▸ **Bloque de texto**:
# # # # # # #

Así como aprendimos a ser severos con los demás, lo somos con nosotros, exigentes, estrictos, siempre tratando de hacer lo “correcto”, que el tiempo rinda y así dejamos de disfrutar del trabajo que estamos haciendo perdiendo la posibilidad de transferir amor al otro para hacerlo sentir que nos importa.
El conocimiento es necesario para enseñar, pero la presencia y el amor son ingredientes únicos para que el mensaje sea cual fuere llegue al otro ser humano. Por eso, viviendo la vida nos damos cuenta que ese ingrediente no lo da cualquiera.
Una persona que ayuda y escucha, lo hace porque ha pasado situaciones en la vida que, generalmente son de algún tipo necesidad y esa misma carencia hace que uno se vuelva empático y eso es lo que estamos necesitando en estos momentos: un alma humana.
La mirada, la atención, la comprensión, la escucha son sustantivos que hacen que una persona pueda contener a otra en momentos donde sólo es necesario estar.
A veces en la familia donde nadie pone en duda que hay amor, hay momentos en los que no toleramos ¡nada! Somos severos y duros, exigentes, faltos de empatía con la gente que amamos, damos por sentado que siempre tendremos tiempo para hacer ¡sentir bien al otro!

# # # # # # #

▸ **Datos proporcionados**:
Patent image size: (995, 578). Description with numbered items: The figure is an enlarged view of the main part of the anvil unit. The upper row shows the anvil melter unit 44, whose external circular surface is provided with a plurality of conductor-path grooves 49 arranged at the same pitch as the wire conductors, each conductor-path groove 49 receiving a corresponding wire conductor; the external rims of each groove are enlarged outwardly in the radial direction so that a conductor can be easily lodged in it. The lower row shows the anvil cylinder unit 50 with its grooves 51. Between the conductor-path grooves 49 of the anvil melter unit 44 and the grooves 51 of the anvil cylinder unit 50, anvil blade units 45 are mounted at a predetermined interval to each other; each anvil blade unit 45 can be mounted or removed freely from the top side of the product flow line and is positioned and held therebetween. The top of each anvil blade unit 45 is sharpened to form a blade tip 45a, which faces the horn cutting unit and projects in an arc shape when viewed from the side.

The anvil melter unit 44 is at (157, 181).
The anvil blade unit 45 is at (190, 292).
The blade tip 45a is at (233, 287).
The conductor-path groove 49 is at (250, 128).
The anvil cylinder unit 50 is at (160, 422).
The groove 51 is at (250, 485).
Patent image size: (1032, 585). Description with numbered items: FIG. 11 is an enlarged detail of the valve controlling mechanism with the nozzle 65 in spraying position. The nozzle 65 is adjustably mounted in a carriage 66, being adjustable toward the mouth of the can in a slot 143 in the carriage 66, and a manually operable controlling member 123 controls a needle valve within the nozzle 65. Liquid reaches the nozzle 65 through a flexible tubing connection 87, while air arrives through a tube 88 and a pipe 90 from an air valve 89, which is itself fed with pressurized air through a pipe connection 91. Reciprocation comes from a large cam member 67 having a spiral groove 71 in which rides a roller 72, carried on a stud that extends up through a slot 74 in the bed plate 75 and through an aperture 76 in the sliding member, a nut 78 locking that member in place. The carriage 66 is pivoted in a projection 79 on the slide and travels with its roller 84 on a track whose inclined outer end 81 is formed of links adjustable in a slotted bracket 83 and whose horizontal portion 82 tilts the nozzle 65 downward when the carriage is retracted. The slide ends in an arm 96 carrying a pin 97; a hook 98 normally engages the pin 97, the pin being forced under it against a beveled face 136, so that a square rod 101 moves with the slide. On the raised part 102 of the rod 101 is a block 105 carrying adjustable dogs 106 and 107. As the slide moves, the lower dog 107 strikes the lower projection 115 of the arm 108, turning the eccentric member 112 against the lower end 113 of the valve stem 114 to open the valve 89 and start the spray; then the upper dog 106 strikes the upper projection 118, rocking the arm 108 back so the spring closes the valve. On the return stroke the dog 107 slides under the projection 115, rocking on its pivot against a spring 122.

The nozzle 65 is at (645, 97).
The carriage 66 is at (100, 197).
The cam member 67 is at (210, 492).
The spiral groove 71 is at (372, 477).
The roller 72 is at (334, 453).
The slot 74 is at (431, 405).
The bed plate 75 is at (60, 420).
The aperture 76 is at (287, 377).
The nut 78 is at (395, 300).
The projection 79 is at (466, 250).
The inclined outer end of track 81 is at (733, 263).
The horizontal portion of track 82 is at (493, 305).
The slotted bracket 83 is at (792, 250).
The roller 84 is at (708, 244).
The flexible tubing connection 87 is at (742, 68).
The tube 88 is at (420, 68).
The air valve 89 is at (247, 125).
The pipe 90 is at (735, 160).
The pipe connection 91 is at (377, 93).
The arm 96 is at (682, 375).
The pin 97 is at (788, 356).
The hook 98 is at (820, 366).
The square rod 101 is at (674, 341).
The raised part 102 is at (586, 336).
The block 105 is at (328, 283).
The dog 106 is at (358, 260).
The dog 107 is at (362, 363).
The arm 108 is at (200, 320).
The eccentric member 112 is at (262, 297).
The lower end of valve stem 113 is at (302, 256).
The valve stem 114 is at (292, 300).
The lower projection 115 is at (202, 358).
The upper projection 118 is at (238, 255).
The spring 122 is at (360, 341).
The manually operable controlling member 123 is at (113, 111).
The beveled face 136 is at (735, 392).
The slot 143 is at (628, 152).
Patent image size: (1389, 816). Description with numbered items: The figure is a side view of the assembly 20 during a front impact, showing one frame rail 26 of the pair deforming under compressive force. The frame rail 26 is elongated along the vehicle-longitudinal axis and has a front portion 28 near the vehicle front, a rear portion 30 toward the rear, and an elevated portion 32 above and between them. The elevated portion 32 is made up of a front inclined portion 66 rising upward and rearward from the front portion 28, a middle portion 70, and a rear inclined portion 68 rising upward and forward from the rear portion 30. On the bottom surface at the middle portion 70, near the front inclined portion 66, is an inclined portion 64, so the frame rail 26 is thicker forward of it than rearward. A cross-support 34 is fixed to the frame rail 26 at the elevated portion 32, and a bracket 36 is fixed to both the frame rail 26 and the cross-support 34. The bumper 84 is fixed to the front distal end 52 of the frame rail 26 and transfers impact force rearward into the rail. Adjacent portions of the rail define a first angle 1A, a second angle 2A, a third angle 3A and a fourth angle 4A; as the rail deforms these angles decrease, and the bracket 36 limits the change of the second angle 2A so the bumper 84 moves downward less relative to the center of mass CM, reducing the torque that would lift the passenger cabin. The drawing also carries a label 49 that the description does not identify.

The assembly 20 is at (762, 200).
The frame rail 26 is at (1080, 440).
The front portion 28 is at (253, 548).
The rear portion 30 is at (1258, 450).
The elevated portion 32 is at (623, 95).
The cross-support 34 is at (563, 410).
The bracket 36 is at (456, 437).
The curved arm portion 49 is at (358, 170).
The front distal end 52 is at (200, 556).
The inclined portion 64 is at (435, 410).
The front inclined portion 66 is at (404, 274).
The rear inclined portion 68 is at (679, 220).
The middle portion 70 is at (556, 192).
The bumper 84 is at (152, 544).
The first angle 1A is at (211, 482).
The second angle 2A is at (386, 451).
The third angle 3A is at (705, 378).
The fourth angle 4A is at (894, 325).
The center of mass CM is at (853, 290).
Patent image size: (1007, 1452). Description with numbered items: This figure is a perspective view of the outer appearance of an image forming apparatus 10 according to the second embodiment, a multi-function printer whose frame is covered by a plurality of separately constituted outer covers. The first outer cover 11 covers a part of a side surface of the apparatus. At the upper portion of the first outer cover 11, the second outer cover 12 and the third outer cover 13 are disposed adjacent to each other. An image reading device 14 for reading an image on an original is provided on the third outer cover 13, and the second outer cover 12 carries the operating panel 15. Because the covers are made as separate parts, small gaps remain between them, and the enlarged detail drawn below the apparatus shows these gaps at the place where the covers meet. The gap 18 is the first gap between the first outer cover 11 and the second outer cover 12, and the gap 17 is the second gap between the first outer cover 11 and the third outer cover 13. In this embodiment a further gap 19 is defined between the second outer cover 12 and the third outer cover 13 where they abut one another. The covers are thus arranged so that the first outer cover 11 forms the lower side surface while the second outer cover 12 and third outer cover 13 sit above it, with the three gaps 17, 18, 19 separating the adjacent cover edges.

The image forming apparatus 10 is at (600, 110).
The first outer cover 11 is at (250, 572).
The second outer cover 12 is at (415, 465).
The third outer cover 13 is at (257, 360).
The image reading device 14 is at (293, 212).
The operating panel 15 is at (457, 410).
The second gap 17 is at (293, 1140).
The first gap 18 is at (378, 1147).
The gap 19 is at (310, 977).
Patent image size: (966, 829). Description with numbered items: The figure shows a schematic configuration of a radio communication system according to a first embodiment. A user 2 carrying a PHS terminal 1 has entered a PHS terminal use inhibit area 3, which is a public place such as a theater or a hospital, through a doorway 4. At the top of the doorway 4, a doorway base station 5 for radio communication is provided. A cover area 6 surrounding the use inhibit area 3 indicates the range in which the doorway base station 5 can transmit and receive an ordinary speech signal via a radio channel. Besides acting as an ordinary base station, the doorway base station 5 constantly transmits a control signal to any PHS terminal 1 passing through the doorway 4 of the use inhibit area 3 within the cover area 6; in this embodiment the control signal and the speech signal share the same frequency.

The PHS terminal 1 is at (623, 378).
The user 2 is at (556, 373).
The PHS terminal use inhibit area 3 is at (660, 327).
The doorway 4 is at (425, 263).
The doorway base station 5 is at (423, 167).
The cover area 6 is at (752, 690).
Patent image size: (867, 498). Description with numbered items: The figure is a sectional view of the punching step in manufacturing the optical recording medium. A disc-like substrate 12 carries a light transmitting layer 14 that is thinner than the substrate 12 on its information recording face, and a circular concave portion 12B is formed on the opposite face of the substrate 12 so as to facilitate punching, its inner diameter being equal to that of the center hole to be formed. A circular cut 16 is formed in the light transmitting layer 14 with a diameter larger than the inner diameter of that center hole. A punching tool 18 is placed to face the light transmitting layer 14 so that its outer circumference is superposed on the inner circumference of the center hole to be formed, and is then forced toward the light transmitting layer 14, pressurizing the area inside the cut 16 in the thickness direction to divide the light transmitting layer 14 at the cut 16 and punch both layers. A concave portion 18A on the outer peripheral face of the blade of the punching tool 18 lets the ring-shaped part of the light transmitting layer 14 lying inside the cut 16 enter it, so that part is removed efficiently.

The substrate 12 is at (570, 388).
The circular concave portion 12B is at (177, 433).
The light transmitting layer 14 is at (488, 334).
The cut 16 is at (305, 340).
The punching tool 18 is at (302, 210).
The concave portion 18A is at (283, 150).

# # # # # # #

▸ **Enunciado del ejercicio**: Enumera los sustantivos que, según el texto sobre la empatía, hacen que una persona pueda contener a otra. El material no tiene relación alguna con el texto.

▸ **Respuesta del ejercicio**: La mirada, la atención, la comprensión y la escucha.